#### DATA TO USE
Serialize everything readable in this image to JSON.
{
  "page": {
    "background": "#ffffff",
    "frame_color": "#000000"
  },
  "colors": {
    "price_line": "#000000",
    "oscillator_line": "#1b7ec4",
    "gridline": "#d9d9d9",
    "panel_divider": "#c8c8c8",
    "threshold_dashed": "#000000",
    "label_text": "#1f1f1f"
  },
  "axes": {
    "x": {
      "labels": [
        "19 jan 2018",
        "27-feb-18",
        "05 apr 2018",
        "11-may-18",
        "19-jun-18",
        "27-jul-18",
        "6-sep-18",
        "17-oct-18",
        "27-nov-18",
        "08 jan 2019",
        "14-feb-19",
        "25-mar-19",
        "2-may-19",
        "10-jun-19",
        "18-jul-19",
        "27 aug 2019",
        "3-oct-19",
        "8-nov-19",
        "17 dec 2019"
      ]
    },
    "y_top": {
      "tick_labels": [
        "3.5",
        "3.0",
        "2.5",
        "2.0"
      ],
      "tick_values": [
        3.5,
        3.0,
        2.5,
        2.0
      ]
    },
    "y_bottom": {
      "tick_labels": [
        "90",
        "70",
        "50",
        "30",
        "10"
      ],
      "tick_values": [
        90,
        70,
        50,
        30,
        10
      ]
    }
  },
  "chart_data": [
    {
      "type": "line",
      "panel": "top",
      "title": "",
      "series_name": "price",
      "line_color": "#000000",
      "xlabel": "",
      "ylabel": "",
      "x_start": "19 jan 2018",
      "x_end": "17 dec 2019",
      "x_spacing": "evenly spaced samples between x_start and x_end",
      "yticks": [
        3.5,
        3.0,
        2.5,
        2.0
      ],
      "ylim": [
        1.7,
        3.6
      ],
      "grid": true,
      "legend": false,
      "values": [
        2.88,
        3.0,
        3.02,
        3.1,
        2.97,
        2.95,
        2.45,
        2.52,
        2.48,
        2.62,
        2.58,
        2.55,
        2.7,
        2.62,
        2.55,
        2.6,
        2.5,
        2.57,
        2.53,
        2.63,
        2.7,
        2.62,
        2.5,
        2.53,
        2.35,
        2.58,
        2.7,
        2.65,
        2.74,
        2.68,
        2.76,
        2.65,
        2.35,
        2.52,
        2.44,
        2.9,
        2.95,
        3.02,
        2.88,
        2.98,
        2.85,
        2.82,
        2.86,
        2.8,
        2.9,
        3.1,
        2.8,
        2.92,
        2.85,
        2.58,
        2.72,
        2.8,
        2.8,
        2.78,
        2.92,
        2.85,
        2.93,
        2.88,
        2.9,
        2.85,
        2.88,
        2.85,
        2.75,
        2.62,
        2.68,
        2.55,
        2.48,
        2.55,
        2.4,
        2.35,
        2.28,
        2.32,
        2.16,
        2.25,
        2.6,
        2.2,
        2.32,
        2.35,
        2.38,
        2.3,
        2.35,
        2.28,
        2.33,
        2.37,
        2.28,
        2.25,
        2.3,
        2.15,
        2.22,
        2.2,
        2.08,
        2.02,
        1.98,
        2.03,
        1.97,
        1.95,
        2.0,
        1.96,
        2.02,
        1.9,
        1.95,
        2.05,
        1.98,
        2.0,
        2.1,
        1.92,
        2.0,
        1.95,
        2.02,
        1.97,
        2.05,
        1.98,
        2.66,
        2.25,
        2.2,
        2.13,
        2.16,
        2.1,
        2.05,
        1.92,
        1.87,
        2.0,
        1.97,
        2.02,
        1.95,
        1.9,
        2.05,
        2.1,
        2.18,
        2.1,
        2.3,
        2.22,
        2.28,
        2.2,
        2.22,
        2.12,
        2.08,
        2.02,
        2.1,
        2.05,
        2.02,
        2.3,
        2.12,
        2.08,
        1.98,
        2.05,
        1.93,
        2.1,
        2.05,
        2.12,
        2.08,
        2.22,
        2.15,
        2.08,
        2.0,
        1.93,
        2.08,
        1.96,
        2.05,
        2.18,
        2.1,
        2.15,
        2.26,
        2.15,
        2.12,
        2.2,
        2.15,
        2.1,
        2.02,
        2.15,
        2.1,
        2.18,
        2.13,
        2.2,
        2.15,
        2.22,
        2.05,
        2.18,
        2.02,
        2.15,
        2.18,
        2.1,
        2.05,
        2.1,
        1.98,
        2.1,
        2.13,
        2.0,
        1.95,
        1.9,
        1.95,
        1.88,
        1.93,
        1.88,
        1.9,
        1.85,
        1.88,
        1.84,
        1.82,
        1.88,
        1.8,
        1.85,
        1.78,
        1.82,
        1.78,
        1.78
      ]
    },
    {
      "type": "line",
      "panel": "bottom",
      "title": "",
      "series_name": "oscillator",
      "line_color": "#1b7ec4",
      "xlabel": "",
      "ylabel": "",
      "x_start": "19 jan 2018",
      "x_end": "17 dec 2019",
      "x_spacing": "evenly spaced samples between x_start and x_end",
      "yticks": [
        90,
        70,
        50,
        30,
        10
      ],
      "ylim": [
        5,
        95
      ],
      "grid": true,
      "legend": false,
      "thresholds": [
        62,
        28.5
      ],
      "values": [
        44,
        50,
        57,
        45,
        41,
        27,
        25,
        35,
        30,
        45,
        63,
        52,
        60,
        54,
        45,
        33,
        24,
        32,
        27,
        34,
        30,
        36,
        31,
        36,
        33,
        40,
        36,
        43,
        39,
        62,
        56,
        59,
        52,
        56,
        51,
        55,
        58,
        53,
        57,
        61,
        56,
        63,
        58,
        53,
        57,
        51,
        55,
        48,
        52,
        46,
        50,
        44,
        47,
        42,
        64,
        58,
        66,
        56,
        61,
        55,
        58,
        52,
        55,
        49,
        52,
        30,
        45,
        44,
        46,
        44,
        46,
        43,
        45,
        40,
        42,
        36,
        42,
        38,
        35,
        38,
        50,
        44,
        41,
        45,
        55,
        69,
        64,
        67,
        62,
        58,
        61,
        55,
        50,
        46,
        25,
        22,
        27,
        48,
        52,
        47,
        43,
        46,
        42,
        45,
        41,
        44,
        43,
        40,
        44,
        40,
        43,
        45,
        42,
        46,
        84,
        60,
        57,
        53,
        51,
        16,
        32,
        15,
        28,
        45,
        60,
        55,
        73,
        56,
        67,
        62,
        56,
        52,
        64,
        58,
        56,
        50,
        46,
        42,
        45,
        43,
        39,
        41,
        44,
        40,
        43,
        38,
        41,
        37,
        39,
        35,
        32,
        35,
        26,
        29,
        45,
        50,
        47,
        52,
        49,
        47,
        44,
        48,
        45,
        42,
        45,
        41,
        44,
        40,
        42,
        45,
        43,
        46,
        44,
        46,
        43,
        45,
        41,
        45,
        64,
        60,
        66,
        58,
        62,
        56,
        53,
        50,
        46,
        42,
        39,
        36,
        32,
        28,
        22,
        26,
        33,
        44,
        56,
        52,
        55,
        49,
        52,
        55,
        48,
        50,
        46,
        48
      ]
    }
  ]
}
########
■ STATED GOAL
Write out every entry exactly as given.

■ SOLVED EXERCISE
Serialize everything readable in this image to JSON.
{
  "page": {
    "background": "#ffffff",
    "frame_color": "#000000"
  },
  "colors": {
    "price_line": "#000000",
    "oscillator_line": "#1b7ec4",
    "gridline": "#d9d9d9",
    "panel_divider": "#c8c8c8",
    "threshold_dashed": "#000000",
    "label_text": "#1f1f1f"
  },
  "axes": {
    "x": {
      "labels": [
        "19 jan 2018",
        "27-feb-18",
        "05 apr 2018",
        "11-may-18",
        "19-jun-18",
        "27-jul-18",
        "6-sep-18",
        "17-oct-18",
        "27-nov-18",
        "08 jan 2019",
        "14-feb-19",
        "25-mar-19",
        "2-may-19",
        "10-jun-19",
        "18-jul-19",
        "27 aug 2019",
        "3-oct-19",
        "8-nov-19",
        "17 dec 2019"
      ]
    },
    "y_top": {
      "tick_labels": [
        "3.5",
        "3.0",
        "2.5",
        "2.0"
      ],
      "tick_values": [
        3.5,
        3.0,
        2.5,
        2.0
      ]
    },
    "y_bottom": {
      "tick_labels": [
        "90",
        "70",
        "50",
        "30",
        "10"
      ],
      "tick_values": [
        90,
        70,
        50,
        30,
        10
      ]
    }
  },
  "chart_data": [
    {
      "type": "line",
      "panel": "top",
      "title": "",
      "series_name": "price",
      "line_color": "#000000",
      "xlabel": "",
      "ylabel": "",
      "x_start": "19 jan 2018",
      "x_end": "17 dec 2019",
      "x_spacing": "evenly spaced samples between x_start and x_end",
      "yticks": [
        3.5,
        3.0,
        2.5,
        2.0
      ],
      "ylim": [
        1.7,
        3.6
      ],
      "grid": true,
      "legend": false,
      "values": [
        2.88,
        3.0,
        3.02,
        3.1,
        2.97,
        2.95,
        2.45,
        2.52,
        2.48,
        2.62,
        2.58,
        2.55,
        2.7,
        2.62,
        2.55,
        2.6,
        2.5,
        2.57,
        2.53,
        2.63,
        2.7,
        2.62,
        2.5,
        2.53,
        2.35,
        2.58,
        2.7,
        2.65,
        2.74,
        2.68,
        2.76,
        2.65,
        2.35,
        2.52,
        2.44,
        2.9,
        2.95,
        3.02,
        2.88,
        2.98,
        2.85,
        2.82,
        2.86,
        2.8,
        2.9,
        3.1,
        2.8,
        2.92,
        2.85,
        2.58,
        2.72,
        2.8,
        2.8,
        2.78,
        2.92,
        2.85,
        2.93,
        2.88,
        2.9,
        2.85,
        2.88,
        2.85,
        2.75,
        2.62,
        2.68,
        2.55,
        2.48,
        2.55,
        2.4,
        2.35,
        2.28,
        2.32,
        2.16,
        2.25,
        2.6,
        2.2,
        2.32,
        2.35,
        2.38,
        2.3,
        2.35,
        2.28,
        2.33,
        2.37,
        2.28,
        2.25,
        2.3,
        2.15,
        2.22,
        2.2,
        2.08,
        2.02,
        1.98,
        2.03,
        1.97,
        1.95,
        2.0,
        1.96,
        2.02,
        1.9,
        1.95,
        2.05,
        1.98,
        2.0,
        2.1,
        1.92,
        2.0,
        1.95,
        2.02,
        1.97,
        2.05,
        1.98,
        2.66,
        2.25,
        2.2,
        2.13,
        2.16,
        2.1,
        2.05,
        1.92,
        1.87,
        2.0,
        1.97,
        2.02,
        1.95,
        1.9,
        2.05,
        2.1,
        2.18,
        2.1,
        2.3,
        2.22,
        2.28,
        2.2,
        2.22,
        2.12,
        2.08,
        2.02,
        2.1,
        2.05,
        2.02,
        2.3,
        2.12,
        2.08,
        1.98,
        2.05,
        1.93,
        2.1,
        2.05,
        2.12,
        2.08,
        2.22,
        2.15,
        2.08,
        2.0,
        1.93,
        2.08,
        1.96,
        2.05,
        2.18,
        2.1,
        2.15,
        2.26,
        2.15,
        2.12,
        2.2,
        2.15,
        2.1,
        2.02,
        2.15,
        2.1,
        2.18,
        2.13,
        2.2,
        2.15,
        2.22,
        2.05,
        2.18,
        2.02,
        2.15,
        2.18,
        2.1,
        2.05,
        2.1,
        1.98,
        2.1,
        2.13,
        2.0,
        1.95,
        1.9,
        1.95,
        1.88,
        1.93,
        1.88,
        1.9,
        1.85,
        1.88,
        1.84,
        1.82,
        1.88,
        1.8,
        1.85,
        1.78,
        1.82,
        1.78,
        1.78
      ]
    },
    {
      "type": "line",
      "panel": "bottom",
      "title": "",
      "series_name": "oscillator",
      "line_color": "#1b7ec4",
      "xlabel": "",
      "ylabel": "",
      "x_start": "19 jan 2018",
      "x_end": "17 dec 2019",
      "x_spacing": "evenly spaced samples between x_start and x_end",
      "yticks": [
        90,
        70,
        50,
        30,
        10
      ],
      "ylim": [
        5,
        95
      ],
      "grid": true,
      "legend": false,
      "thresholds": [
        62,
        28.5
      ],
      "values": [
        44,
        50,
        57,
        45,
        41,
        27,
        25,
        35,
        30,
        45,
        63,
        52,
        60,
        54,
        45,
        33,
        24,
        32,
        27,
        34,
        30,
        36,
        31,
        36,
        33,
        40,
        36,
        43,
        39,
        62,
        56,
        59,
        52,
        56,
        51,
        55,
        58,
        53,
        57,
        61,
        56,
        63,
        58,
        53,
        57,
        51,
        55,
        48,
        52,
        46,
        50,
        44,
        47,
        42,
        64,
        58,
        66,
        56,
        61,
        55,
        58,
        52,
        55,
        49,
        52,
        30,
        45,
        44,
        46,
        44,
        46,
        43,
        45,
        40,
        42,
        36,
        42,
        38,
        35,
        38,
        50,
        44,
        41,
        45,
        55,
        69,
        64,
        67,
        62,
        58,
        61,
        55,
        50,
        46,
        25,
        22,
        27,
        48,
        52,
        47,
        43,
        46,
        42,
        45,
        41,
        44,
        43,
        40,
        44,
        40,
        43,
        45,
        42,
        46,
        84,
        60,
        57,
        53,
        51,
        16,
        32,
        15,
        28,
        45,
        60,
        55,
        73,
        56,
        67,
        62,
        56,
        52,
        64,
        58,
        56,
        50,
        46,
        42,
        45,
        43,
        39,
        41,
        44,
        40,
        43,
        38,
        41,
        37,
        39,
        35,
        32,
        35,
        26,
        29,
        45,
        50,
        47,
        52,
        49,
        47,
        44,
        48,
        45,
        42,
        45,
        41,
        44,
        40,
        42,
        45,
        43,
        46,
        44,
        46,
        43,
        45,
        41,
        45,
        64,
        60,
        66,
        58,
        62,
        56,
        53,
        50,
        46,
        42,
        39,
        36,
        32,
        28,
        22,
        26,
        33,
        44,
        56,
        52,
        55,
        49,
        52,
        55,
        48,
        50,
        46,
        48
      ]
    }
  ]
}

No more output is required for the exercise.